▸ Requirements: Every record must be repeated exactly, with no omission.
########
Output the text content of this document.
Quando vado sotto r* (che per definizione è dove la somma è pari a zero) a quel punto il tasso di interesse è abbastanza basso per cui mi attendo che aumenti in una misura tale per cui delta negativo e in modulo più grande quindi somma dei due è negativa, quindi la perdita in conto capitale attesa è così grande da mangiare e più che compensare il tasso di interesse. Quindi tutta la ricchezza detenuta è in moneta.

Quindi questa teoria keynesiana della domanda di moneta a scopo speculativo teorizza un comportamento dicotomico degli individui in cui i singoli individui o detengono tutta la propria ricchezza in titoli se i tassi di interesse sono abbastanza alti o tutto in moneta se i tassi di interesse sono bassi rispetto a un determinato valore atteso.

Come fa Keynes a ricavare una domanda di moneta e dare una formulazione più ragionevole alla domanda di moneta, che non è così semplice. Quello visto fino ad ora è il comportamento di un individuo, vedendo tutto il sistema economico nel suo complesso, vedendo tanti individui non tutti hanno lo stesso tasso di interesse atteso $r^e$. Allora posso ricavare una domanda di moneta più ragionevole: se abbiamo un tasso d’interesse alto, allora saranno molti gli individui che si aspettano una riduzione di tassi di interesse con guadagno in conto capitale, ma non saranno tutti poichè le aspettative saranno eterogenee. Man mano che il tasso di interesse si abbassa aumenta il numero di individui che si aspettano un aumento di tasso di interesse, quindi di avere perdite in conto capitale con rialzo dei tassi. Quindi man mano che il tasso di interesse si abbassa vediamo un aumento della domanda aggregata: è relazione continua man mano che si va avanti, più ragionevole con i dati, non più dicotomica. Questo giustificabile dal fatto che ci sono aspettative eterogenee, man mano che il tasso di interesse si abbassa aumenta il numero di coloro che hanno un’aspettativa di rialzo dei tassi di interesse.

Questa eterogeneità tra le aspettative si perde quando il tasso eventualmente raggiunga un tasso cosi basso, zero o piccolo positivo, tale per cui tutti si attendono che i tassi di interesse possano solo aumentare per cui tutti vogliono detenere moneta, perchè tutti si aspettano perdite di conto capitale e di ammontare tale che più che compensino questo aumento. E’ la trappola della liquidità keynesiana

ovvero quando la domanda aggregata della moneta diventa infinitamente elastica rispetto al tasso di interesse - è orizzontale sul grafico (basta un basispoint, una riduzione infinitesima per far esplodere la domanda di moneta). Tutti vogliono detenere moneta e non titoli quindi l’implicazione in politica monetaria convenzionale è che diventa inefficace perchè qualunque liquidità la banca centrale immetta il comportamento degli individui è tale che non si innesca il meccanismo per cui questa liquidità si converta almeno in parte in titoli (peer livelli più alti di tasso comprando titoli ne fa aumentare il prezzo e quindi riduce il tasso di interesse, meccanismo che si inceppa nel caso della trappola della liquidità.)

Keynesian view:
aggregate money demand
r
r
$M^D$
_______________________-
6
########
▸ Answer to the problem:
Output the text content of this document.
Quando vado sotto r* (che per definizione è dove la somma è pari a zero) a quel punto il tasso di interesse è abbastanza basso per cui mi attendo che aumenti in una misura tale per cui delta negativo e in modulo più grande quindi somma dei due è negativa, quindi la perdita in conto capitale attesa è così grande da mangiare e più che compensare il tasso di interesse. Quindi tutta la ricchezza detenuta è in moneta.

Quindi questa teoria keynesiana della domanda di moneta a scopo speculativo teorizza un comportamento dicotomico degli individui in cui i singoli individui o detengono tutta la propria ricchezza in titoli se i tassi di interesse sono abbastanza alti o tutto in moneta se i tassi di interesse sono bassi rispetto a un determinato valore atteso.

Come fa Keynes a ricavare una domanda di moneta e dare una formulazione più ragionevole alla domanda di moneta, che non è così semplice. Quello visto fino ad ora è il comportamento di un individuo, vedendo tutto il sistema economico nel suo complesso, vedendo tanti individui non tutti hanno lo stesso tasso di interesse atteso $r^e$. Allora posso ricavare una domanda di moneta più ragionevole: se abbiamo un tasso d’interesse alto, allora saranno molti gli individui che si aspettano una riduzione di tassi di interesse con guadagno in conto capitale, ma non saranno tutti poichè le aspettative saranno eterogenee. Man mano che il tasso di interesse si abbassa aumenta il numero di individui che si aspettano un aumento di tasso di interesse, quindi di avere perdite in conto capitale con rialzo dei tassi. Quindi man mano che il tasso di interesse si abbassa vediamo un aumento della domanda aggregata: è relazione continua man mano che si va avanti, più ragionevole con i dati, non più dicotomica. Questo giustificabile dal fatto che ci sono aspettative eterogenee, man mano che il tasso di interesse si abbassa aumenta il numero di coloro che hanno un’aspettativa di rialzo dei tassi di interesse.

Questa eterogeneità tra le aspettative si perde quando il tasso eventualmente raggiunga un tasso cosi basso, zero o piccolo positivo, tale per cui tutti si attendono che i tassi di interesse possano solo aumentare per cui tutti vogliono detenere moneta, perchè tutti si aspettano perdite di conto capitale e di ammontare tale che più che compensino questo aumento. E’ la trappola della liquidità keynesiana

ovvero quando la domanda aggregata della moneta diventa infinitamente elastica rispetto al tasso di interesse - è orizzontale sul grafico (basta un basispoint, una riduzione infinitesima per far esplodere la domanda di moneta). Tutti vogliono detenere moneta e non titoli quindi l’implicazione in politica monetaria convenzionale è che diventa inefficace perchè qualunque liquidità la banca centrale immetta il comportamento degli individui è tale che non si innesca il meccanismo per cui questa liquidità si converta almeno in parte in titoli (peer livelli più alti di tasso comprando titoli ne fa aumentare il prezzo e quindi riduce il tasso di interesse, meccanismo che si inceppa nel caso della trappola della liquidità.)

Keynesian view:
aggregate money demand
r
r
$M^D$
_______________________-
6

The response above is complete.